Set exercise
State how many lines of the listing below include the word "start". Give only the number.

Listed records
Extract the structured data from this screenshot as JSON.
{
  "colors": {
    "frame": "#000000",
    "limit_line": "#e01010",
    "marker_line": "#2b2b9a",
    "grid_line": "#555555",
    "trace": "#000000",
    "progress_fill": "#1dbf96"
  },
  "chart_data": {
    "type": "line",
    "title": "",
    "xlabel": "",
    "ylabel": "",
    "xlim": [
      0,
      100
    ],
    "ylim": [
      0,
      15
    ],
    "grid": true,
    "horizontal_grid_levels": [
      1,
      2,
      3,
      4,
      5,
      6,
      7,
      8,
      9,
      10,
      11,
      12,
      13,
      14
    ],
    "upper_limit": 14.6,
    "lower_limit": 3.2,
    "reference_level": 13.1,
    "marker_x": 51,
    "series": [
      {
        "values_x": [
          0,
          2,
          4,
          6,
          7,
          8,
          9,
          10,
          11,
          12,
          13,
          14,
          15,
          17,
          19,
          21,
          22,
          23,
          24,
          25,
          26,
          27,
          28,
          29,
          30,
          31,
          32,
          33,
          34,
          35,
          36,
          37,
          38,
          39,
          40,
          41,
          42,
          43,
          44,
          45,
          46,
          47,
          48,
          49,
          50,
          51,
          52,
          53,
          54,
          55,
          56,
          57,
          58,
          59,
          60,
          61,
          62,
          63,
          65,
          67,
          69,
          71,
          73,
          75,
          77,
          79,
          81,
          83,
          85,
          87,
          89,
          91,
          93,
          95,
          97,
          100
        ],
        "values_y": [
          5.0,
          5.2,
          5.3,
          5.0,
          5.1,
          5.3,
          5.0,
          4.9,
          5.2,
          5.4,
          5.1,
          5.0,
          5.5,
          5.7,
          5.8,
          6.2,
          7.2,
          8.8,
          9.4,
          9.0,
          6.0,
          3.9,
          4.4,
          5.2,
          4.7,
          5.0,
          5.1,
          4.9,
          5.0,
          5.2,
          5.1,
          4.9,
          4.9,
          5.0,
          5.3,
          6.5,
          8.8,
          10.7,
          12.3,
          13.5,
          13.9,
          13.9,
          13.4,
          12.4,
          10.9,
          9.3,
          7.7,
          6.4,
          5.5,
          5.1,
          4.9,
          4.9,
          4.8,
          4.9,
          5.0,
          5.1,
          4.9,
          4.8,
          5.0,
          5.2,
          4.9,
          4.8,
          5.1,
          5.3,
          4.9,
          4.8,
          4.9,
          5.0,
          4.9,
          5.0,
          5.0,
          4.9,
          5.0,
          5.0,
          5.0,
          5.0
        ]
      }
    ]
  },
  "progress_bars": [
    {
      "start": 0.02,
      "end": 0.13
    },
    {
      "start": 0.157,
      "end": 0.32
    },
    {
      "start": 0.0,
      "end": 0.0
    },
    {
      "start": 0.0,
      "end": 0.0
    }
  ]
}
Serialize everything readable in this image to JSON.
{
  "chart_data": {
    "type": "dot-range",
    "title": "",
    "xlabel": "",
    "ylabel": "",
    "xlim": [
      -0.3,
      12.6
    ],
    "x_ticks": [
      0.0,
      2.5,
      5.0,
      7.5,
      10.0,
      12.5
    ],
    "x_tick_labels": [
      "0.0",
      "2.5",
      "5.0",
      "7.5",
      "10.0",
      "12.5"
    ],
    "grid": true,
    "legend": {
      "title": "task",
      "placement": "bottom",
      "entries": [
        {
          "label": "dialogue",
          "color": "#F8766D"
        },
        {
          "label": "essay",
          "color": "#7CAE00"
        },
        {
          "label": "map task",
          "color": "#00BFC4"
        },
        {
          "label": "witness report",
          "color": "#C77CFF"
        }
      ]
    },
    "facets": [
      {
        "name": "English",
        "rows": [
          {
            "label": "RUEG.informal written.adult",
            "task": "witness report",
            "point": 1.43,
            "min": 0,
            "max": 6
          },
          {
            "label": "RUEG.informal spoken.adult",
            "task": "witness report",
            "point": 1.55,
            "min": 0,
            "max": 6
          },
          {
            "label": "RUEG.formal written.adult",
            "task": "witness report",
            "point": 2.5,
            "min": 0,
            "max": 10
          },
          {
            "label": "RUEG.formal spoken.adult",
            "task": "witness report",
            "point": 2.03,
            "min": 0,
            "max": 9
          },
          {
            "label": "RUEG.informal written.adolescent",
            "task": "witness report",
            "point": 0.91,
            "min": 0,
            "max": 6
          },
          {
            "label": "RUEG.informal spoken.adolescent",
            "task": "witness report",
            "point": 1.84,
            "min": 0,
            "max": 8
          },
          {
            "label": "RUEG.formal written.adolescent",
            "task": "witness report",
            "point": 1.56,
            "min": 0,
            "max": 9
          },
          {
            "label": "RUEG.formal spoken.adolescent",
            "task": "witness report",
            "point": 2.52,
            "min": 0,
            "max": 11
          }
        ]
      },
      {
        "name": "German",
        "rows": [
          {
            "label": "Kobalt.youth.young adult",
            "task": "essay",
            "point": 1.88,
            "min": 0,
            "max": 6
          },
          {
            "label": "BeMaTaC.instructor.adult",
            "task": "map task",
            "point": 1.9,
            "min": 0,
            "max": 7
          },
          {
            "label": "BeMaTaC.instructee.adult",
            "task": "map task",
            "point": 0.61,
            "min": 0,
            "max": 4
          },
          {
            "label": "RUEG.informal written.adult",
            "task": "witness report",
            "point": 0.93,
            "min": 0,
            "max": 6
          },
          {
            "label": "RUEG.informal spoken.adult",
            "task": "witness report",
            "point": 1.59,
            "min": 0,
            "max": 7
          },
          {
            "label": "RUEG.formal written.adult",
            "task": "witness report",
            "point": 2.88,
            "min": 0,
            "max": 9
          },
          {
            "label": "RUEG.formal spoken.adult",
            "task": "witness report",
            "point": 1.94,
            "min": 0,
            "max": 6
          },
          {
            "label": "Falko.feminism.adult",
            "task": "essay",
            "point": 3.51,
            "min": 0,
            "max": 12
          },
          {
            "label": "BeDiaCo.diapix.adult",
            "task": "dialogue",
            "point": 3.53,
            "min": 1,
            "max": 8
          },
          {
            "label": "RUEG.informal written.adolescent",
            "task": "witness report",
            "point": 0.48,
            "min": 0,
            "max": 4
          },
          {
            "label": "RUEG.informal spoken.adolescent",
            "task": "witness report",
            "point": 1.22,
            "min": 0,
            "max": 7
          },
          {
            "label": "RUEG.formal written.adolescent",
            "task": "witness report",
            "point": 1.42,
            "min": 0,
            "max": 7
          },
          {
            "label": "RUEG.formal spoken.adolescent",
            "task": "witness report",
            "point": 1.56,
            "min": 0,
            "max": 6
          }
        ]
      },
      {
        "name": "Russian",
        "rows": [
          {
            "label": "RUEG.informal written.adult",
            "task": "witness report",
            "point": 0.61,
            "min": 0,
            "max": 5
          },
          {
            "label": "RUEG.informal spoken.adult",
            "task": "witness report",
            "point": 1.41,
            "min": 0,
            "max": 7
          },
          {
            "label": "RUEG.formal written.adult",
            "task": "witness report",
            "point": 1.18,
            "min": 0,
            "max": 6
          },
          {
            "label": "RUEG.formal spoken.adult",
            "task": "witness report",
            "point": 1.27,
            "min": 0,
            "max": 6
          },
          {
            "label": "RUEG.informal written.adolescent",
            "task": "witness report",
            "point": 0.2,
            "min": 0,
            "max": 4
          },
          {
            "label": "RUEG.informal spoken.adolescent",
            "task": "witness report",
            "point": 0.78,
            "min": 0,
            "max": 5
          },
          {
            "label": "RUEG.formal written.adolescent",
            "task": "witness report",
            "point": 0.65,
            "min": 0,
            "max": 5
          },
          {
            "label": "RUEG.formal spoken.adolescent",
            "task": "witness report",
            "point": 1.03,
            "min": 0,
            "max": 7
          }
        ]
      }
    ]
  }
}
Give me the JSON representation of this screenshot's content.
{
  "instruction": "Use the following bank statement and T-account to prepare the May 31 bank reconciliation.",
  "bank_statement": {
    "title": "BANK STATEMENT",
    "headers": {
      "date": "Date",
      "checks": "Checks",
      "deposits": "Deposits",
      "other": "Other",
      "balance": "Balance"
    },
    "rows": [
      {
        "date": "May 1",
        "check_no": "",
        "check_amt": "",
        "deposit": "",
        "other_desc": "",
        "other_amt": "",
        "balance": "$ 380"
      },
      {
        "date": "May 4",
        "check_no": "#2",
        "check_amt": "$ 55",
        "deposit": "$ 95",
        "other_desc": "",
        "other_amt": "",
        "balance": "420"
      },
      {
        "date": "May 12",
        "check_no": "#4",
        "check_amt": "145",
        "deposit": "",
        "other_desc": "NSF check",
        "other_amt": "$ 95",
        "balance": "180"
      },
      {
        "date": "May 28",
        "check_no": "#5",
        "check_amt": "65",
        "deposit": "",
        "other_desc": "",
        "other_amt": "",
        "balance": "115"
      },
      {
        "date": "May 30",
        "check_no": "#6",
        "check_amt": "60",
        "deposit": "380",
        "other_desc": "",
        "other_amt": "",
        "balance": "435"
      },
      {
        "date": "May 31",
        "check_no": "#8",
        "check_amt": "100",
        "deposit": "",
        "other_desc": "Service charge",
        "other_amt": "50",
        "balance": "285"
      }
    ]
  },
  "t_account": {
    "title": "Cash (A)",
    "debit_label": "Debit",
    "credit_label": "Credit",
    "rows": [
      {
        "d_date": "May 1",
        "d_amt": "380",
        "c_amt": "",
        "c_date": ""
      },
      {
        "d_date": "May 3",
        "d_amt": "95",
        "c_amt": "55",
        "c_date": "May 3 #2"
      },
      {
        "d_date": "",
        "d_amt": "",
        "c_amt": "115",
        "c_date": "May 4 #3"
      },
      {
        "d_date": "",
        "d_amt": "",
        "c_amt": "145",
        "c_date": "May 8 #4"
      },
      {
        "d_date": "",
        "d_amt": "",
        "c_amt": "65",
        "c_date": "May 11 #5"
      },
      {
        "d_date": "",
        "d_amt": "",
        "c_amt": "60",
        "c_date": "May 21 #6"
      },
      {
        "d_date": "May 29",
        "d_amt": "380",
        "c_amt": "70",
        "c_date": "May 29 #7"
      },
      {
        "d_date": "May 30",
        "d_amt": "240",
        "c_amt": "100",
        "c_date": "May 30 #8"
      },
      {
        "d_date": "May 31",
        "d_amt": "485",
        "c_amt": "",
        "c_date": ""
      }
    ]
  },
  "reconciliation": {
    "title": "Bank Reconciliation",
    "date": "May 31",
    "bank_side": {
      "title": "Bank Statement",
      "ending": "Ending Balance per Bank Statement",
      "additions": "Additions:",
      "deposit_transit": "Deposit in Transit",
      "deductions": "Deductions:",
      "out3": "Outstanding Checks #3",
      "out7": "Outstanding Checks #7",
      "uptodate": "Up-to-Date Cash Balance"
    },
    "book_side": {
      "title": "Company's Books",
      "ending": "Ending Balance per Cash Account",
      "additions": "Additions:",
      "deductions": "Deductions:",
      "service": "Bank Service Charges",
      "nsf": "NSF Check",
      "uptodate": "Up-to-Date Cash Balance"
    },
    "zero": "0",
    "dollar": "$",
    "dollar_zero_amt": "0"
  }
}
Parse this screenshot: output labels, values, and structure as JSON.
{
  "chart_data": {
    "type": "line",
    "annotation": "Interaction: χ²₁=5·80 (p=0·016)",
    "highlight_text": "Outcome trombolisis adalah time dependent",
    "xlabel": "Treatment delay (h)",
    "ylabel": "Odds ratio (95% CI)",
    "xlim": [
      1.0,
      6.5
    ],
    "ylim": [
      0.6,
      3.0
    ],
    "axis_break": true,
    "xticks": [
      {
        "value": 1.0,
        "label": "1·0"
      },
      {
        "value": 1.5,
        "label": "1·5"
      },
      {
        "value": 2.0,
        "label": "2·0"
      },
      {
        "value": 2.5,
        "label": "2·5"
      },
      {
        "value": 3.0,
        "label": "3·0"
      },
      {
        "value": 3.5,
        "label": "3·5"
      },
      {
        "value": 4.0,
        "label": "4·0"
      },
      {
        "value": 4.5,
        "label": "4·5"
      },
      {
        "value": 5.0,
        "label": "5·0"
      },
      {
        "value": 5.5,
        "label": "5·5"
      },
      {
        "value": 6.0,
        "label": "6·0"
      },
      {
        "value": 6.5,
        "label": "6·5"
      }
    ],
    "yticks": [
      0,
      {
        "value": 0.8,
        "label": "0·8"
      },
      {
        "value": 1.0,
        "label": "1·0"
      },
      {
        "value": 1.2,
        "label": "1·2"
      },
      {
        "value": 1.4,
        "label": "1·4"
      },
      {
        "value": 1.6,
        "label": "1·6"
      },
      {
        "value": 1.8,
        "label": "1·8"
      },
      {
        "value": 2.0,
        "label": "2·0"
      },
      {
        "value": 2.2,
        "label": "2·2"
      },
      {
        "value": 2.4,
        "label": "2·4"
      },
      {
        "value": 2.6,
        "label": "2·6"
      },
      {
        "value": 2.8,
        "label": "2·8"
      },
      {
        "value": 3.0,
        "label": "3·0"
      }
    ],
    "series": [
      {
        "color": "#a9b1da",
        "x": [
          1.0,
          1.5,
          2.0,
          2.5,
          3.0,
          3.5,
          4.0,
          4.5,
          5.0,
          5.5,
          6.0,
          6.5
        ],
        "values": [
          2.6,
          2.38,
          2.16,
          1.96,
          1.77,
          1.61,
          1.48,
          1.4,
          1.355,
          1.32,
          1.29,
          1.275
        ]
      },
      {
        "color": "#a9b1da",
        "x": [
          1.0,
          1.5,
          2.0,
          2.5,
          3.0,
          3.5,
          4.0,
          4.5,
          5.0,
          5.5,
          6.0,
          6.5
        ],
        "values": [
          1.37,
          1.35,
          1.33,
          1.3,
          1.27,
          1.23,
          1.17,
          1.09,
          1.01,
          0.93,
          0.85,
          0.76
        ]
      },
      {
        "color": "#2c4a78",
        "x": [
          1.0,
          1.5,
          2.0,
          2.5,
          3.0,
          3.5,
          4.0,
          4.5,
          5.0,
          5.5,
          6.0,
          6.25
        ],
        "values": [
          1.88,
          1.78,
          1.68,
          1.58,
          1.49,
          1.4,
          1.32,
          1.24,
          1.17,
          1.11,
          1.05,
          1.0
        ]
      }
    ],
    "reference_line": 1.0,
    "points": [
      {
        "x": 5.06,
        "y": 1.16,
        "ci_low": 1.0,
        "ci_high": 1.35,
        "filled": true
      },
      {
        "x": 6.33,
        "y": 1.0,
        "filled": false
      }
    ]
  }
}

The reply
4